» **SHORT TASK**
Reproduce every line of the material below, but drop the pictures.

» **PROVIDED INFORMATION**
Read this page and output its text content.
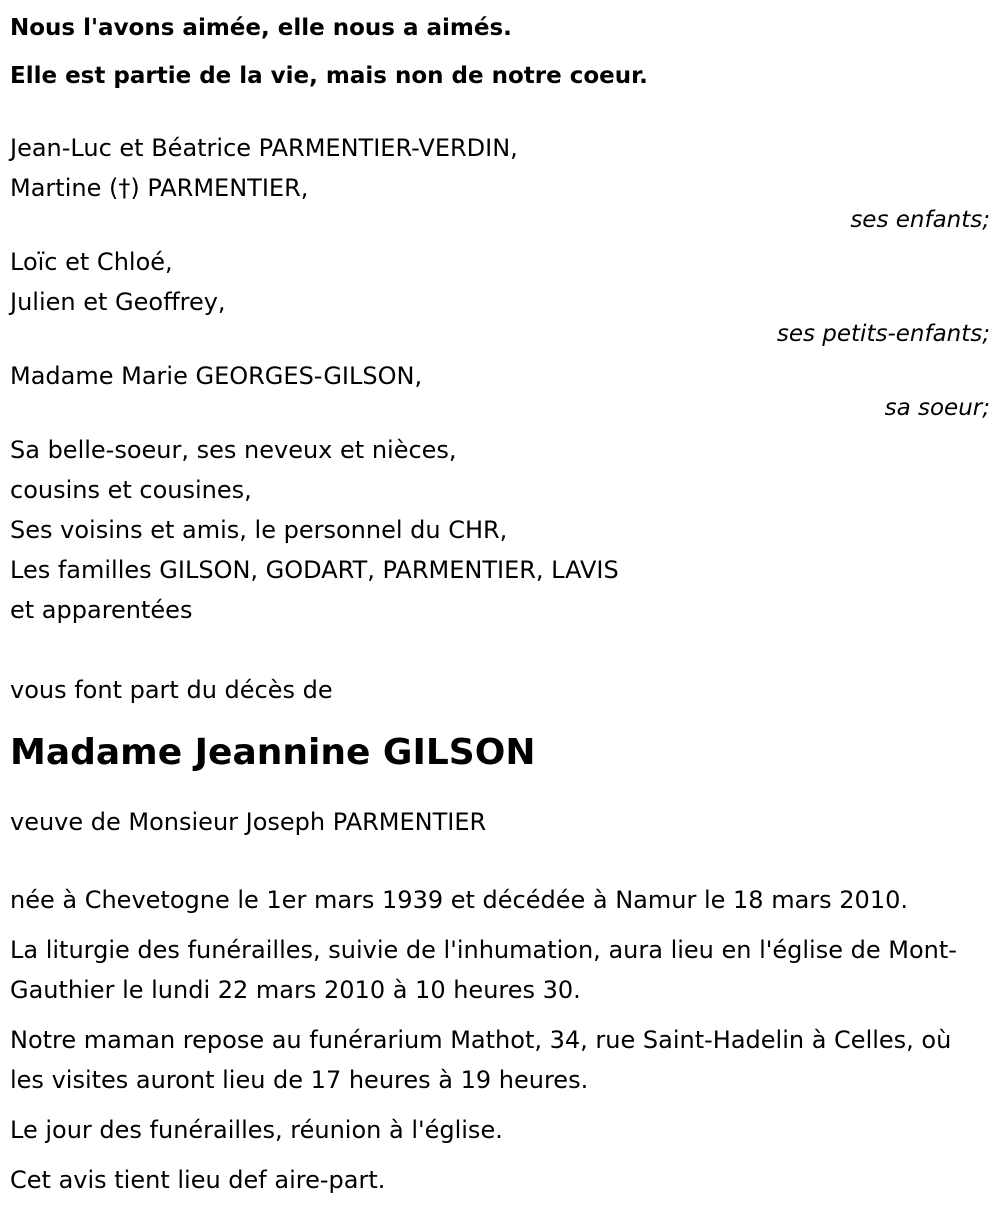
Nous l'avons aimée, elle nous a aimés.
Elle est partie de la vie, mais non de notre coeur.
Jean-Luc et Béatrice PARMENTIER-VERDIN,
Martine (†) PARMENTIER,
ses enfants;
Loïc et Chloé,
Julien et Geoffrey,
ses petits-enfants;
Madame Marie GEORGES-GILSON,
sa soeur;
Sa belle-soeur, ses neveux et nièces,
cousins et cousines,
Ses voisins et amis, le personnel du CHR,
Les familles GILSON, GODART, PARMENTIER, LAVIS
et apparentées
vous font part du décès de
Madame Jeannine GILSON
veuve de Monsieur Joseph PARMENTIER
née à Chevetogne le 1er mars 1939 et décédée à Namur le 18 mars 2010.
La liturgie des funérailles, suivie de l'inhumation, aura lieu en l'église de Mont-Gauthier le lundi 22 mars 2010 à 10 heures 30.
Notre maman repose au funérarium Mathot, 34, rue Saint-Hadelin à Celles, où les visites auront lieu de 17 heures à 19 heures.
Le jour des funérailles, réunion à l'église.
Cet avis tient lieu def aire-part.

» **EXERCISE RESULT**
Read this page and output its text content.
Nous l'avons aimée, elle nous a aimés.
Elle est partie de la vie, mais non de notre coeur.
Jean-Luc et Béatrice PARMENTIER-VERDIN,
Martine (†) PARMENTIER,
ses enfants;
Loïc et Chloé,
Julien et Geoffrey,
ses petits-enfants;
Madame Marie GEORGES-GILSON,
sa soeur;
Sa belle-soeur, ses neveux et nièces,
cousins et cousines,
Ses voisins et amis, le personnel du CHR,
Les familles GILSON, GODART, PARMENTIER, LAVIS
et apparentées
vous font part du décès de
Madame Jeannine GILSON
veuve de Monsieur Joseph PARMENTIER
née à Chevetogne le 1er mars 1939 et décédée à Namur le 18 mars 2010.
La liturgie des funérailles, suivie de l'inhumation, aura lieu en l'église de Mont-Gauthier le lundi 22 mars 2010 à 10 heures 30.
Notre maman repose au funérarium Mathot, 34, rue Saint-Hadelin à Celles, où les visites auront lieu de 17 heures à 19 heures.
Le jour des funérailles, réunion à l'église.
Cet avis tient lieu def aire-part.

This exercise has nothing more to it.